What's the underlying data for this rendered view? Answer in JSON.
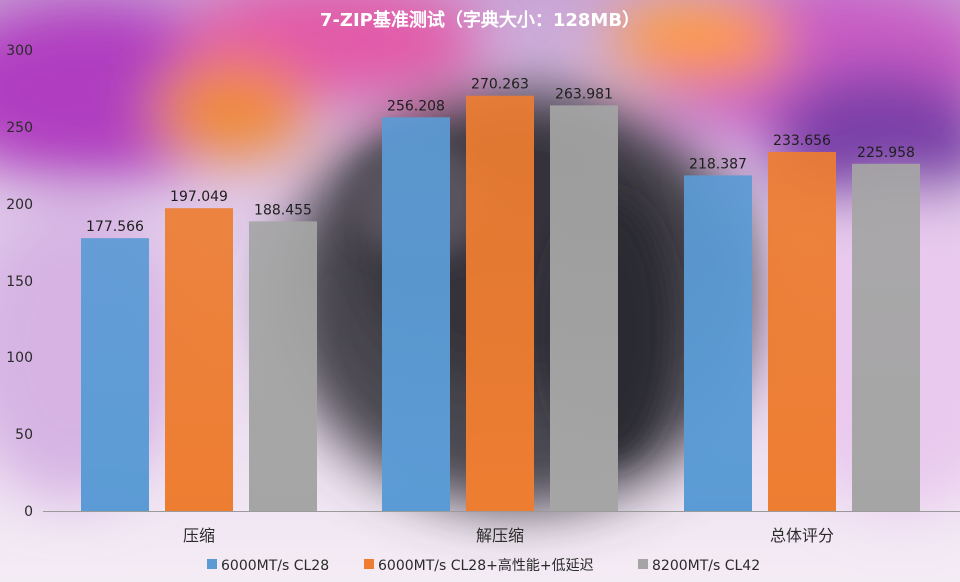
{
  "colors": {
    "series_blue": "#5b9bd5",
    "series_orange": "#ed7d31",
    "series_gray": "#a5a5a5"
  },
  "chart_data": {
    "type": "bar",
    "title": "7-ZIP基准测试（字典大小：128MB）",
    "categories": [
      "压缩",
      "解压缩",
      "总体评分"
    ],
    "series": [
      {
        "name": "6000MT/s CL28",
        "color": "#5b9bd5",
        "values": [
          177.566,
          256.208,
          218.387
        ]
      },
      {
        "name": "6000MT/s CL28+高性能+低延迟",
        "color": "#ed7d31",
        "values": [
          197.049,
          270.263,
          233.656
        ]
      },
      {
        "name": "8200MT/s CL42",
        "color": "#a5a5a5",
        "values": [
          188.455,
          263.981,
          225.958
        ]
      }
    ],
    "data_labels": [
      [
        "177.566",
        "256.208",
        "218.387"
      ],
      [
        "197.049",
        "270.263",
        "233.656"
      ],
      [
        "188.455",
        "263.981",
        "225.958"
      ]
    ],
    "ylim": [
      0,
      300
    ],
    "yticks": [
      "0",
      "50",
      "100",
      "150",
      "200",
      "250",
      "300"
    ],
    "xlabel": "",
    "ylabel": "",
    "grid": false,
    "legend": "bottom"
  }
}
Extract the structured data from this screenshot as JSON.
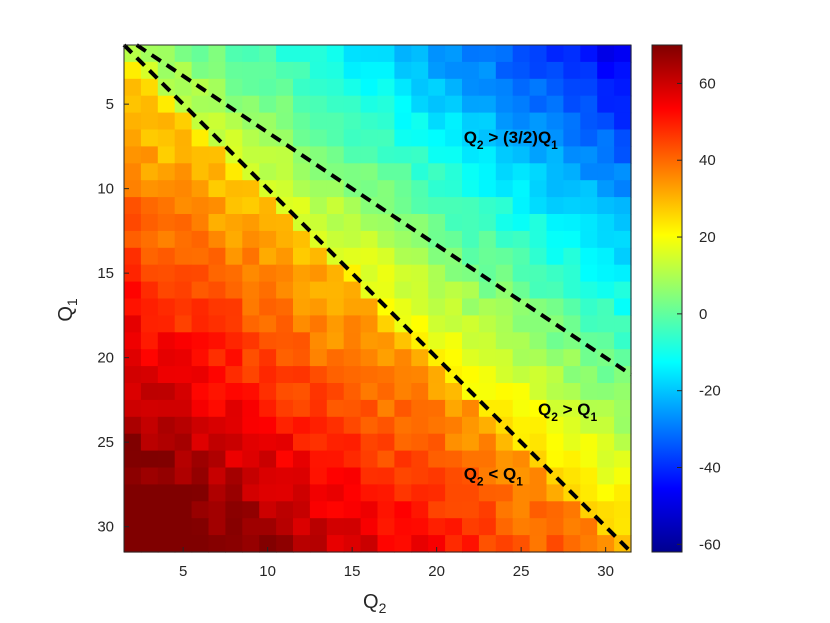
{
  "chart_data": {
    "type": "heatmap",
    "title": "",
    "x_axis": {
      "label": "Q",
      "label_sub": "2",
      "range": [
        1.5,
        31.5
      ],
      "ticks": [
        5,
        10,
        15,
        20,
        25,
        30
      ]
    },
    "y_axis": {
      "label": "Q",
      "label_sub": "1",
      "range": [
        1.5,
        31.5
      ],
      "reversed": true,
      "ticks": [
        5,
        10,
        15,
        20,
        25,
        30
      ]
    },
    "grid_size": 30,
    "cell_start": 2,
    "colorbar": {
      "min": -62,
      "max": 70,
      "colormap": "jet",
      "ticks": [
        60,
        40,
        20,
        0,
        -20,
        -40,
        -60
      ]
    },
    "value_model": {
      "description": "estimated",
      "lower_region": "Q2 < Q1",
      "upper_region": "Q2 > Q1"
    },
    "boundary_lines": [
      {
        "name": "Q2 = Q1",
        "slope": 1.0,
        "style": "dashed"
      },
      {
        "name": "Q2 = (3/2)Q1",
        "slope": 1.5,
        "style": "dashed"
      }
    ],
    "annotations": [
      {
        "id": "ann-1",
        "main": "Q",
        "sub1": "2",
        "rel": " > (3/2)Q",
        "sub2": "1",
        "x": 21.6,
        "y": 7.3
      },
      {
        "id": "ann-2",
        "main": "Q",
        "sub1": "2",
        "rel": " > Q",
        "sub2": "1",
        "x": 26.0,
        "y": 23.4
      },
      {
        "id": "ann-3",
        "main": "Q",
        "sub1": "2",
        "rel": " < Q",
        "sub2": "1",
        "x": 21.6,
        "y": 27.2
      }
    ]
  }
}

......

Omit every picture, and otherwise quote the entries exactly.

:: Final answer ::
What's the underlying data for this rendered view? Answer in JSON.
{
  "colors": {
    "series_blue": "#5b9bd5",
    "series_orange": "#ed7d31",
    "series_gray": "#a5a5a5"
  },
  "chart_data": {
    "type": "bar",
    "title": "7-ZIP基准测试（字典大小：128MB）",
    "categories": [
      "压缩",
      "解压缩",
      "总体评分"
    ],
    "series": [
      {
        "name": "6000MT/s CL28",
        "color": "#5b9bd5",
        "values": [
          177.566,
          256.208,
          218.387
        ]
      },
      {
        "name": "6000MT/s CL28+高性能+低延迟",
        "color": "#ed7d31",
        "values": [
          197.049,
          270.263,
          233.656
        ]
      },
      {
        "name": "8200MT/s CL42",
        "color": "#a5a5a5",
        "values": [
          188.455,
          263.981,
          225.958
        ]
      }
    ],
    "data_labels": [
      [
        "177.566",
        "256.208",
        "218.387"
      ],
      [
        "197.049",
        "270.263",
        "233.656"
      ],
      [
        "188.455",
        "263.981",
        "225.958"
      ]
    ],
    "ylim": [
      0,
      300
    ],
    "yticks": [
      "0",
      "50",
      "100",
      "150",
      "200",
      "250",
      "300"
    ],
    "xlabel": "",
    "ylabel": "",
    "grid": false,
    "legend": "bottom"
  }
}
Extract the structured data from this screenshot as JSON.
{
  "chart_data": {
    "type": "heatmap",
    "title": "",
    "x_axis": {
      "label": "Q",
      "label_sub": "2",
      "range": [
        1.5,
        31.5
      ],
      "ticks": [
        5,
        10,
        15,
        20,
        25,
        30
      ]
    },
    "y_axis": {
      "label": "Q",
      "label_sub": "1",
      "range": [
        1.5,
        31.5
      ],
      "reversed": true,
      "ticks": [
        5,
        10,
        15,
        20,
        25,
        30
      ]
    },
    "grid_size": 30,
    "cell_start": 2,
    "colorbar": {
      "min": -62,
      "max": 70,
      "colormap": "jet",
      "ticks": [
        60,
        40,
        20,
        0,
        -20,
        -40,
        -60
      ]
    },
    "value_model": {
      "description": "estimated",
      "lower_region": "Q2 < Q1",
      "upper_region": "Q2 > Q1"
    },
    "boundary_lines": [
      {
        "name": "Q2 = Q1",
        "slope": 1.0,
        "style": "dashed"
      },
      {
        "name": "Q2 = (3/2)Q1",
        "slope": 1.5,
        "style": "dashed"
      }
    ],
    "annotations": [
      {
        "id": "ann-1",
        "main": "Q",
        "sub1": "2",
        "rel": " > (3/2)Q",
        "sub2": "1",
        "x": 21.6,
        "y": 7.3
      },
      {
        "id": "ann-2",
        "main": "Q",
        "sub1": "2",
        "rel": " > Q",
        "sub2": "1",
        "x": 26.0,
        "y": 23.4
      },
      {
        "id": "ann-3",
        "main": "Q",
        "sub1": "2",
        "rel": " < Q",
        "sub2": "1",
        "x": 21.6,
        "y": 27.2
      }
    ]
  }
}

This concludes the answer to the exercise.